──────── Extracted data
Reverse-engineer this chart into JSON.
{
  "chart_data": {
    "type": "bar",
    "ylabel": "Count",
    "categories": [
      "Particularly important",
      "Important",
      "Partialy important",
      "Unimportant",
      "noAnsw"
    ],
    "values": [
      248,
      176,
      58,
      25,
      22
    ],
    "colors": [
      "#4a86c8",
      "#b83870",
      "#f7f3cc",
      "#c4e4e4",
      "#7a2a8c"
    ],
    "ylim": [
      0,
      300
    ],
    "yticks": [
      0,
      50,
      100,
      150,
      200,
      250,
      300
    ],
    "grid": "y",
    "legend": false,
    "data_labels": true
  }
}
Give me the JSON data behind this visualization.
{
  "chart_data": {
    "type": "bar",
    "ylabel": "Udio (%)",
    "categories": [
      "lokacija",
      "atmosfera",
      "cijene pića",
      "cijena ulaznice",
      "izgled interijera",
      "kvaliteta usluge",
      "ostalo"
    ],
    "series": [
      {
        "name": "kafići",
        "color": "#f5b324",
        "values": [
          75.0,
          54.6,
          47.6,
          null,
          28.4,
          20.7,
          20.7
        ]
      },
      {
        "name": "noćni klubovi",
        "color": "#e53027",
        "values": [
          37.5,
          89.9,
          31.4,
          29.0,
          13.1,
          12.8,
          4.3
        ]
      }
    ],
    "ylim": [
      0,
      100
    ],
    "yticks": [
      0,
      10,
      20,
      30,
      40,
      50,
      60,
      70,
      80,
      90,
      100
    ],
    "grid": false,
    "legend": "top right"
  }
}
────────────────
## Problem to work on
Extract exactly the lines between the line containing "Give me the" and the end of the data, including both.

## Result
Give me the JSON data behind this visualization.
{
  "chart_data": {
    "type": "bar",
    "ylabel": "Udio (%)",
    "categories": [
      "lokacija",
      "atmosfera",
      "cijene pića",
      "cijena ulaznice",
      "izgled interijera",
      "kvaliteta usluge",
      "ostalo"
    ],
    "series": [
      {
        "name": "kafići",
        "color": "#f5b324",
        "values": [
          75.0,
          54.6,
          47.6,
          null,
          28.4,
          20.7,
          20.7
        ]
      },
      {
        "name": "noćni klubovi",
        "color": "#e53027",
        "values": [
          37.5,
          89.9,
          31.4,
          29.0,
          13.1,
          12.8,
          4.3
        ]
      }
    ],
    "ylim": [
      0,
      100
    ],
    "yticks": [
      0,
      10,
      20,
      30,
      40,
      50,
      60,
      70,
      80,
      90,
      100
    ],
    "grid": false,
    "legend": "top right"
  }
}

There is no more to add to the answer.